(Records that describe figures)
—————

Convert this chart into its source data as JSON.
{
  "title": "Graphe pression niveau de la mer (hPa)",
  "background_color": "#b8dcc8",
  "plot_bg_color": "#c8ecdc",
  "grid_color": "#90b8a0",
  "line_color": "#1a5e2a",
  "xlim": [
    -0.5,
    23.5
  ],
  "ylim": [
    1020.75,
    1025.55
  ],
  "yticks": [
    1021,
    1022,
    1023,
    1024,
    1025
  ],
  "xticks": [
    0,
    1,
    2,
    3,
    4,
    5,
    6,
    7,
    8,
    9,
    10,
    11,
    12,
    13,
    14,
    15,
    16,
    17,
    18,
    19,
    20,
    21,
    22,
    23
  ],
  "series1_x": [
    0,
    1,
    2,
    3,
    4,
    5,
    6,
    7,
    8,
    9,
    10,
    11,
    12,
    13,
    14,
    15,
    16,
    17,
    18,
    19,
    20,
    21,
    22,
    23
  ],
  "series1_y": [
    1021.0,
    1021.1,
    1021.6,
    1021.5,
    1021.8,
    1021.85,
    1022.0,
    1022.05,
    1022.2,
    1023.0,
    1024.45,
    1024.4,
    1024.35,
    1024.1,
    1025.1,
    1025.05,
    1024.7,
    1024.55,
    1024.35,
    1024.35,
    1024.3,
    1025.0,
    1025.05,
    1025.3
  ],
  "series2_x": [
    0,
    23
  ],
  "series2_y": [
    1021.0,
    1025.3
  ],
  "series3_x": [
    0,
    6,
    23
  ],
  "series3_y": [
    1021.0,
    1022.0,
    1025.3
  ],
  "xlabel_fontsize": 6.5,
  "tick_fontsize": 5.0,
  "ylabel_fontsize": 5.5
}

—————

EXERCISE PROMPT: Write the listing out again, exactly as shown above.

RESPONSE TO THIS EXERCISE:
Convert this chart into its source data as JSON.
{
  "title": "Graphe pression niveau de la mer (hPa)",
  "background_color": "#b8dcc8",
  "plot_bg_color": "#c8ecdc",
  "grid_color": "#90b8a0",
  "line_color": "#1a5e2a",
  "xlim": [
    -0.5,
    23.5
  ],
  "ylim": [
    1020.75,
    1025.55
  ],
  "yticks": [
    1021,
    1022,
    1023,
    1024,
    1025
  ],
  "xticks": [
    0,
    1,
    2,
    3,
    4,
    5,
    6,
    7,
    8,
    9,
    10,
    11,
    12,
    13,
    14,
    15,
    16,
    17,
    18,
    19,
    20,
    21,
    22,
    23
  ],
  "series1_x": [
    0,
    1,
    2,
    3,
    4,
    5,
    6,
    7,
    8,
    9,
    10,
    11,
    12,
    13,
    14,
    15,
    16,
    17,
    18,
    19,
    20,
    21,
    22,
    23
  ],
  "series1_y": [
    1021.0,
    1021.1,
    1021.6,
    1021.5,
    1021.8,
    1021.85,
    1022.0,
    1022.05,
    1022.2,
    1023.0,
    1024.45,
    1024.4,
    1024.35,
    1024.1,
    1025.1,
    1025.05,
    1024.7,
    1024.55,
    1024.35,
    1024.35,
    1024.3,
    1025.0,
    1025.05,
    1025.3
  ],
  "series2_x": [
    0,
    23
  ],
  "series2_y": [
    1021.0,
    1025.3
  ],
  "series3_x": [
    0,
    6,
    23
  ],
  "series3_y": [
    1021.0,
    1022.0,
    1025.3
  ],
  "xlabel_fontsize": 6.5,
  "tick_fontsize": 5.0,
  "ylabel_fontsize": 5.5
}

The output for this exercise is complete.